From the records below, copy every line that contains the word "JSON".
— Start —
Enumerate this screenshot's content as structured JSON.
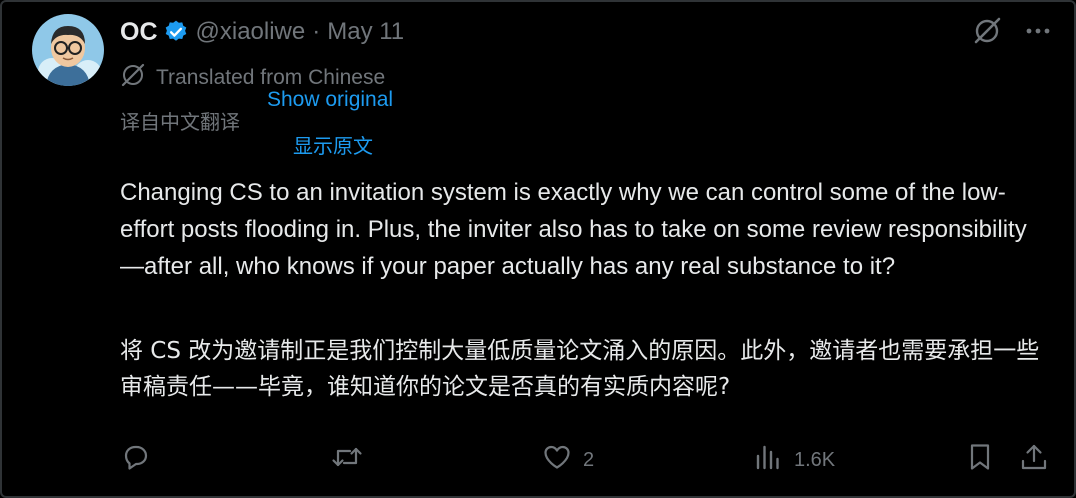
{
  "author": {
    "name": "OC",
    "handle": "@xiaoliwe",
    "separator": "·",
    "date": "May 11",
    "verified_color": "#1d9bf0"
  },
  "translation": {
    "label": "Translated from Chinese",
    "label_zh": "译自中文翻译",
    "show_original": "Show original",
    "show_original_zh": "显示原文"
  },
  "tweet": {
    "text_en": "Changing CS to an invitation system is exactly why we can control some of the low-effort posts flooding in. Plus, the inviter also has to take on some review responsibility—after all, who knows if your paper actually has any real substance to it?",
    "text_zh": "将 CS 改为邀请制正是我们控制大量低质量论文涌入的原因。此外，邀请者也需要承担一些审稿责任——毕竟，谁知道你的论文是否真的有实质内容呢?"
  },
  "actions": {
    "reply_count": "",
    "retweet_count": "",
    "like_count": "2",
    "views_count": "1.6K"
  },
  "icons": {
    "top_right": [
      "grok-icon",
      "more-icon"
    ],
    "action_bar": [
      "reply-icon",
      "retweet-icon",
      "like-icon",
      "views-icon",
      "bookmark-icon",
      "share-icon"
    ]
  },
  "colors": {
    "background": "#000000",
    "text": "#e7e9ea",
    "muted": "#71767b",
    "link": "#1d9bf0"
  }
}
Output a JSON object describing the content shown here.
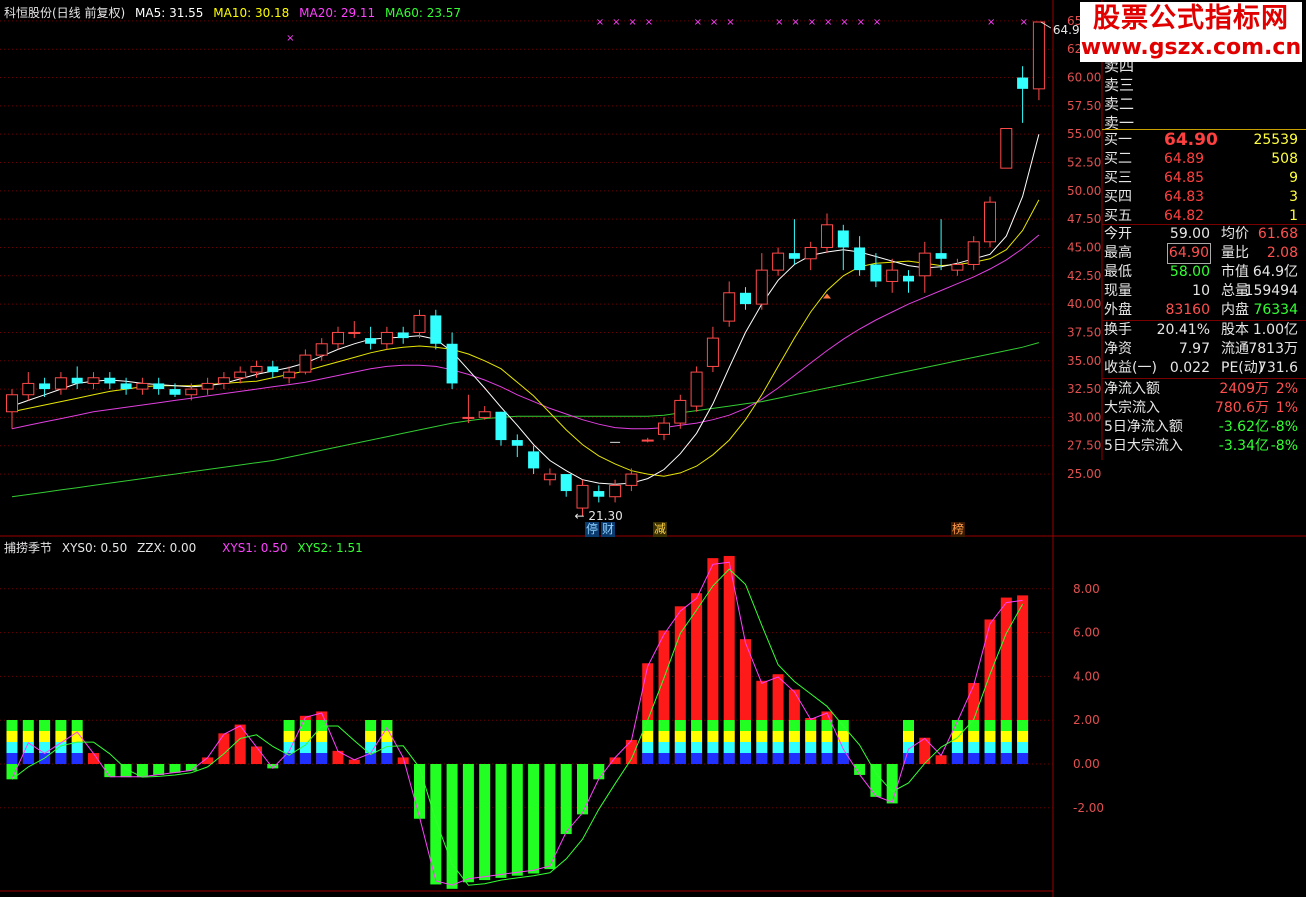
{
  "title_bar": {
    "stock_name": "科恒股份(日线 前复权)",
    "ma5": "MA5: 31.55",
    "ma10": "MA10: 30.18",
    "ma20": "MA20: 29.11",
    "ma60": "MA60: 23.57"
  },
  "indicator_bar": {
    "name": "捕捞季节",
    "xys0": "XYS0: 0.50",
    "zzx": "ZZX: 0.00",
    "xys1": "XYS1: 0.50",
    "xys2": "XYS2: 1.51"
  },
  "price_axis_labels": [
    "65.00",
    "62.50",
    "60.00",
    "57.50",
    "55.00",
    "52.50",
    "50.00",
    "47.50",
    "45.00",
    "42.50",
    "40.00",
    "37.50",
    "35.00",
    "32.50",
    "30.00",
    "27.50",
    "25.00"
  ],
  "indicator_axis_labels": [
    "8.00",
    "6.00",
    "4.00",
    "2.00",
    "0.00",
    "-2.00"
  ],
  "annotations": {
    "high_label": "64.90",
    "low_label": "21.30"
  },
  "event_badges": [
    {
      "text": "停",
      "color": "#3fa0ff"
    },
    {
      "text": "财",
      "color": "#3fa0ff"
    },
    {
      "text": "减",
      "color": "#ffd24a"
    },
    {
      "text": "榜",
      "color": "#ff8a3a"
    }
  ],
  "watermark": {
    "line1": "股票公式指标网",
    "line2": "www.gszx.com.cn"
  },
  "order_book": {
    "sell": [
      "卖四",
      "卖三",
      "卖二",
      "卖一"
    ],
    "buy": [
      {
        "label": "买一",
        "price": "64.90",
        "vol": "25539"
      },
      {
        "label": "买二",
        "price": "64.89",
        "vol": "508"
      },
      {
        "label": "买三",
        "price": "64.85",
        "vol": "9"
      },
      {
        "label": "买四",
        "price": "64.83",
        "vol": "3"
      },
      {
        "label": "买五",
        "price": "64.82",
        "vol": "1"
      }
    ]
  },
  "quote_table": [
    {
      "l1": "今开",
      "v1": "59.00",
      "c1": "#e6e6e6",
      "l2": "均价",
      "v2": "61.68",
      "c2": "#ff5050"
    },
    {
      "l1": "最高",
      "v1": "64.90",
      "c1": "#ff5050",
      "l2": "量比",
      "v2": "2.08",
      "c2": "#ff5050"
    },
    {
      "l1": "最低",
      "v1": "58.00",
      "c1": "#33ff33",
      "l2": "市值",
      "v2": "64.9亿",
      "c2": "#e6e6e6"
    },
    {
      "l1": "现量",
      "v1": "10",
      "c1": "#e6e6e6",
      "l2": "总量",
      "v2": "159494",
      "c2": "#e6e6e6"
    },
    {
      "l1": "外盘",
      "v1": "83160",
      "c1": "#ff5050",
      "l2": "内盘",
      "v2": "76334",
      "c2": "#33ff33"
    }
  ],
  "fund_table": [
    {
      "l1": "换手",
      "v1": "20.41%",
      "l2": "股本",
      "v2": "1.00亿"
    },
    {
      "l1": "净资",
      "v1": "7.97",
      "l2": "流通",
      "v2": "7813万"
    },
    {
      "l1": "收益(一)",
      "v1": "0.022",
      "l2": "PE(动)",
      "v2": "731.6"
    }
  ],
  "flow_table": [
    {
      "l": "净流入额",
      "v": "2409万",
      "p": "2%",
      "c": "#ff5050"
    },
    {
      "l": "大宗流入",
      "v": "780.6万",
      "p": "1%",
      "c": "#ff5050"
    },
    {
      "l": "5日净流入额",
      "v": "-3.62亿",
      "p": "-8%",
      "c": "#33ff33"
    },
    {
      "l": "5日大宗流入",
      "v": "-3.34亿",
      "p": "-8%",
      "c": "#33ff33"
    }
  ],
  "chart_data": {
    "type": "candlestick",
    "candles": [
      [
        30.5,
        32.0,
        29.0,
        32.5
      ],
      [
        32.0,
        33.0,
        31.5,
        34.0
      ],
      [
        33.0,
        32.5,
        31.8,
        33.5
      ],
      [
        32.5,
        33.5,
        32.0,
        34.0
      ],
      [
        33.5,
        33.0,
        32.5,
        34.5
      ],
      [
        33.0,
        33.5,
        32.5,
        34.0
      ],
      [
        33.5,
        33.0,
        32.5,
        34.0
      ],
      [
        33.0,
        32.5,
        32.0,
        33.5
      ],
      [
        32.5,
        33.0,
        32.0,
        33.5
      ],
      [
        33.0,
        32.5,
        32.0,
        33.5
      ],
      [
        32.5,
        32.0,
        31.8,
        33.0
      ],
      [
        32.0,
        32.5,
        31.5,
        33.0
      ],
      [
        32.5,
        33.0,
        32.0,
        33.5
      ],
      [
        33.0,
        33.5,
        32.5,
        34.0
      ],
      [
        33.5,
        34.0,
        33.0,
        34.5
      ],
      [
        34.0,
        34.5,
        33.5,
        35.0
      ],
      [
        34.5,
        34.0,
        33.5,
        35.0
      ],
      [
        33.5,
        34.0,
        33.0,
        34.5
      ],
      [
        34.0,
        35.5,
        33.8,
        36.0
      ],
      [
        35.5,
        36.5,
        35.0,
        37.0
      ],
      [
        36.5,
        37.5,
        36.0,
        38.0
      ],
      [
        37.5,
        37.5,
        37.0,
        38.5
      ],
      [
        37.0,
        36.5,
        36.0,
        38.0
      ],
      [
        36.5,
        37.5,
        36.0,
        38.0
      ],
      [
        37.5,
        37.0,
        36.5,
        38.0
      ],
      [
        37.5,
        39.0,
        37.0,
        39.5
      ],
      [
        39.0,
        36.5,
        36.0,
        39.5
      ],
      [
        36.5,
        33.0,
        32.5,
        37.5
      ],
      [
        30.0,
        30.0,
        29.5,
        32.0
      ],
      [
        30.0,
        30.5,
        29.8,
        31.0
      ],
      [
        30.5,
        28.0,
        27.5,
        30.5
      ],
      [
        28.0,
        27.5,
        26.5,
        28.5
      ],
      [
        27.0,
        25.5,
        25.0,
        27.5
      ],
      [
        24.5,
        25.0,
        24.0,
        25.5
      ],
      [
        25.0,
        23.5,
        23.0,
        25.0
      ],
      [
        22.0,
        24.0,
        21.3,
        24.5
      ],
      [
        23.5,
        23.0,
        22.5,
        24.0
      ],
      [
        23.0,
        24.0,
        22.5,
        24.5
      ],
      [
        24.0,
        25.0,
        23.5,
        25.5
      ],
      [
        28.0,
        28.0,
        27.8,
        28.2
      ],
      [
        28.5,
        29.5,
        28.0,
        30.0
      ],
      [
        29.5,
        31.5,
        29.0,
        32.0
      ],
      [
        31.0,
        34.0,
        30.5,
        34.5
      ],
      [
        34.5,
        37.0,
        34.0,
        38.0
      ],
      [
        38.5,
        41.0,
        38.0,
        42.0
      ],
      [
        41.0,
        40.0,
        39.5,
        41.5
      ],
      [
        40.0,
        43.0,
        39.5,
        44.5
      ],
      [
        43.0,
        44.5,
        42.5,
        45.0
      ],
      [
        44.5,
        44.0,
        43.5,
        47.5
      ],
      [
        44.0,
        45.0,
        43.0,
        45.5
      ],
      [
        45.0,
        47.0,
        44.5,
        48.0
      ],
      [
        46.5,
        45.0,
        43.0,
        47.0
      ],
      [
        45.0,
        43.0,
        42.5,
        46.0
      ],
      [
        43.5,
        42.0,
        41.5,
        44.5
      ],
      [
        42.0,
        43.0,
        41.0,
        44.0
      ],
      [
        42.5,
        42.0,
        41.0,
        43.0
      ],
      [
        42.5,
        44.5,
        41.0,
        45.5
      ],
      [
        44.5,
        44.0,
        43.0,
        47.5
      ],
      [
        43.0,
        43.5,
        42.5,
        44.0
      ],
      [
        43.5,
        45.5,
        43.0,
        46.0
      ],
      [
        45.5,
        49.0,
        45.0,
        49.5
      ],
      [
        52.0,
        55.5,
        52.0,
        55.5
      ],
      [
        60.0,
        59.0,
        56.0,
        61.0
      ],
      [
        59.0,
        64.9,
        58.0,
        64.9
      ]
    ],
    "ma5": [
      31.0,
      31.5,
      32.0,
      32.5,
      33.0,
      33.2,
      33.3,
      33.2,
      33.0,
      32.9,
      32.8,
      32.7,
      32.8,
      33.0,
      33.4,
      33.8,
      34.1,
      34.4,
      34.8,
      35.4,
      36.0,
      36.5,
      36.9,
      37.0,
      37.1,
      37.2,
      36.9,
      35.8,
      34.2,
      32.6,
      30.9,
      29.3,
      27.6,
      26.2,
      25.3,
      24.5,
      24.2,
      24.1,
      24.2,
      24.6,
      25.4,
      26.8,
      28.6,
      31.2,
      34.4,
      37.5,
      40.0,
      42.1,
      43.5,
      44.3,
      44.6,
      44.8,
      44.6,
      44.2,
      43.8,
      43.4,
      43.2,
      43.3,
      43.6,
      44.0,
      44.4,
      46.0,
      49.5,
      55.0
    ],
    "ma10": [
      30.5,
      30.8,
      31.1,
      31.4,
      31.7,
      32.0,
      32.3,
      32.5,
      32.7,
      32.8,
      32.8,
      32.8,
      32.9,
      33.0,
      33.1,
      33.2,
      33.5,
      33.8,
      34.1,
      34.5,
      34.9,
      35.3,
      35.7,
      36.0,
      36.2,
      36.3,
      36.2,
      36.0,
      35.6,
      35.0,
      34.3,
      33.1,
      31.9,
      30.4,
      28.9,
      27.6,
      26.6,
      25.9,
      25.3,
      25.0,
      24.8,
      25.1,
      25.7,
      26.7,
      28.0,
      29.8,
      32.0,
      34.5,
      37.0,
      39.3,
      41.2,
      42.5,
      43.3,
      43.6,
      43.7,
      43.8,
      43.6,
      43.4,
      43.5,
      43.7,
      44.0,
      44.8,
      46.5,
      49.2
    ],
    "ma20": [
      29.0,
      29.3,
      29.6,
      29.9,
      30.2,
      30.5,
      30.7,
      30.9,
      31.1,
      31.3,
      31.5,
      31.7,
      31.9,
      32.1,
      32.3,
      32.5,
      32.7,
      32.9,
      33.1,
      33.4,
      33.7,
      34.0,
      34.3,
      34.5,
      34.6,
      34.6,
      34.5,
      34.2,
      33.8,
      33.3,
      32.7,
      32.0,
      31.4,
      30.8,
      30.3,
      29.8,
      29.4,
      29.1,
      29.0,
      29.0,
      29.1,
      29.3,
      29.5,
      29.8,
      30.2,
      30.8,
      31.6,
      32.6,
      33.7,
      34.8,
      35.9,
      36.9,
      37.8,
      38.6,
      39.3,
      40.0,
      40.6,
      41.2,
      41.8,
      42.4,
      43.1,
      43.9,
      44.9,
      46.1
    ],
    "ma60": [
      23.0,
      23.2,
      23.4,
      23.6,
      23.8,
      24.0,
      24.2,
      24.4,
      24.6,
      24.8,
      25.0,
      25.2,
      25.4,
      25.6,
      25.8,
      26.0,
      26.2,
      26.5,
      26.8,
      27.1,
      27.4,
      27.7,
      28.0,
      28.3,
      28.6,
      28.9,
      29.2,
      29.5,
      29.7,
      29.9,
      30.0,
      30.1,
      30.1,
      30.1,
      30.1,
      30.1,
      30.1,
      30.1,
      30.1,
      30.1,
      30.2,
      30.4,
      30.6,
      30.8,
      31.0,
      31.2,
      31.4,
      31.7,
      32.0,
      32.3,
      32.6,
      32.9,
      33.2,
      33.5,
      33.8,
      34.1,
      34.4,
      34.7,
      35.0,
      35.3,
      35.6,
      35.9,
      36.2,
      36.6
    ],
    "indicator_bars": [
      -0.7,
      1.0,
      0.5,
      1.0,
      1.5,
      0.5,
      -0.6,
      -0.6,
      -0.6,
      -0.5,
      -0.4,
      -0.3,
      0.3,
      1.4,
      1.8,
      0.8,
      -0.2,
      0.6,
      2.2,
      2.4,
      0.6,
      0.2,
      0.5,
      1.7,
      0.3,
      -2.5,
      -5.5,
      -5.7,
      -5.4,
      -5.3,
      -5.2,
      -5.1,
      -5.0,
      -4.8,
      -3.2,
      -2.3,
      -0.7,
      0.3,
      1.1,
      4.6,
      6.1,
      7.2,
      7.8,
      9.4,
      9.5,
      5.7,
      3.8,
      4.1,
      3.4,
      2.1,
      2.4,
      0.7,
      -0.5,
      -1.5,
      -1.8,
      0.7,
      1.2,
      0.4,
      2.0,
      3.7,
      6.6,
      7.6,
      7.7
    ],
    "flag_bars": [
      1,
      1,
      1,
      1,
      1,
      0,
      0,
      0,
      0,
      0,
      0,
      0,
      0,
      0,
      0,
      0,
      0,
      1,
      1,
      1,
      0,
      0,
      1,
      1,
      0,
      0,
      0,
      0,
      0,
      0,
      0,
      0,
      0,
      0,
      0,
      0,
      0,
      0,
      0,
      1,
      1,
      1,
      1,
      1,
      1,
      1,
      1,
      1,
      1,
      1,
      1,
      1,
      0,
      0,
      0,
      1,
      0,
      0,
      1,
      1,
      1,
      1,
      1
    ]
  }
}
— End —
RESPONSE:
Enumerate this screenshot's content as structured JSON.
Output a JSON object describing the content shown here.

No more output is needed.